*What the task requires*. Find the word "those" in the listing; pull out each line holding it.

──────── Stored data

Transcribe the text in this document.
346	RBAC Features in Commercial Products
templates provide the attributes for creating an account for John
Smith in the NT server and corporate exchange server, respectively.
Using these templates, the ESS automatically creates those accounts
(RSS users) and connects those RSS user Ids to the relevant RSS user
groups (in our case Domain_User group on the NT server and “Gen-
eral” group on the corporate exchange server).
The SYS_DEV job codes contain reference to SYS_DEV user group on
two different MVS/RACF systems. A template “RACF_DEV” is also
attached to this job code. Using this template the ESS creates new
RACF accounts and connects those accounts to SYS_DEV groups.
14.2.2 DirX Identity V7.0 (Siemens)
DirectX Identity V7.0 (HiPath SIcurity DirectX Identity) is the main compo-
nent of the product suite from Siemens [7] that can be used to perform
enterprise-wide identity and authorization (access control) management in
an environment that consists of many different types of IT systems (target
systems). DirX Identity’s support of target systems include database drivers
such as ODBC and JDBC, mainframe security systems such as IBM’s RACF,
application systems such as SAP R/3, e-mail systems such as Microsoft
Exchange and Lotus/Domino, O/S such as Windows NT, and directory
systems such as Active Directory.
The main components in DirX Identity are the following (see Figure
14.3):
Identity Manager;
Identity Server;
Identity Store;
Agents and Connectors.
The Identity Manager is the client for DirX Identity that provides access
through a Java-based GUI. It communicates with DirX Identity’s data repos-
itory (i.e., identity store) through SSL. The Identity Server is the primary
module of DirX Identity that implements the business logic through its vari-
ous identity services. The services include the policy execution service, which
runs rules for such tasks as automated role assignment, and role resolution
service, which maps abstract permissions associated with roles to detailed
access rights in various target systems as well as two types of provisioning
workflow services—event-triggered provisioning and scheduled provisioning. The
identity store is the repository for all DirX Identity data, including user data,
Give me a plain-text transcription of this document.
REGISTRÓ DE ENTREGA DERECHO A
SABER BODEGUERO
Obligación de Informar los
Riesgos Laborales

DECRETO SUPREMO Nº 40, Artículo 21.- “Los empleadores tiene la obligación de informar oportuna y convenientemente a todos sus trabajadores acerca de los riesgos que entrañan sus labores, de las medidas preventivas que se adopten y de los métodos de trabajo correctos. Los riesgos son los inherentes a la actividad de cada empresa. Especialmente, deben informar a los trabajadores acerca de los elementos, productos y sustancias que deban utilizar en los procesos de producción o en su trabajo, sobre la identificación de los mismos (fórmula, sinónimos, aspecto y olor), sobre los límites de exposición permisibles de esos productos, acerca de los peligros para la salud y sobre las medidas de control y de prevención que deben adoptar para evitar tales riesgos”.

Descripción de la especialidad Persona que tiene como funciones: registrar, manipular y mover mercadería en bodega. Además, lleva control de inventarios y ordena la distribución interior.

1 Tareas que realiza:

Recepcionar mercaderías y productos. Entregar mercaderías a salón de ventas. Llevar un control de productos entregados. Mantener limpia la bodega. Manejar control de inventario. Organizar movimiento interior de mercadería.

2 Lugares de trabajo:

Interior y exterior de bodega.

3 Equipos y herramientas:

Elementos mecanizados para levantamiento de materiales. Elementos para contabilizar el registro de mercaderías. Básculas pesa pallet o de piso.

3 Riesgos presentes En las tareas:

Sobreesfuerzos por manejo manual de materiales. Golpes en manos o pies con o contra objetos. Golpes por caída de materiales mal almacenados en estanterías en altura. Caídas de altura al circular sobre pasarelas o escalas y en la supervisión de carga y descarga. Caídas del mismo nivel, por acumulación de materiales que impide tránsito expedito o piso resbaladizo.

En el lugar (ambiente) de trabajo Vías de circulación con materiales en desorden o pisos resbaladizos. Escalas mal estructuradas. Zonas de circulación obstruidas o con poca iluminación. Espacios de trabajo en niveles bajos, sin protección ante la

────────────────

*Answer to the task*.
Using these templates, the ESS automatically creates those accounts
(RSS users) and connects those RSS user Ids to the relevant RSS user
RACF accounts and connects those accounts to SYS_DEV groups.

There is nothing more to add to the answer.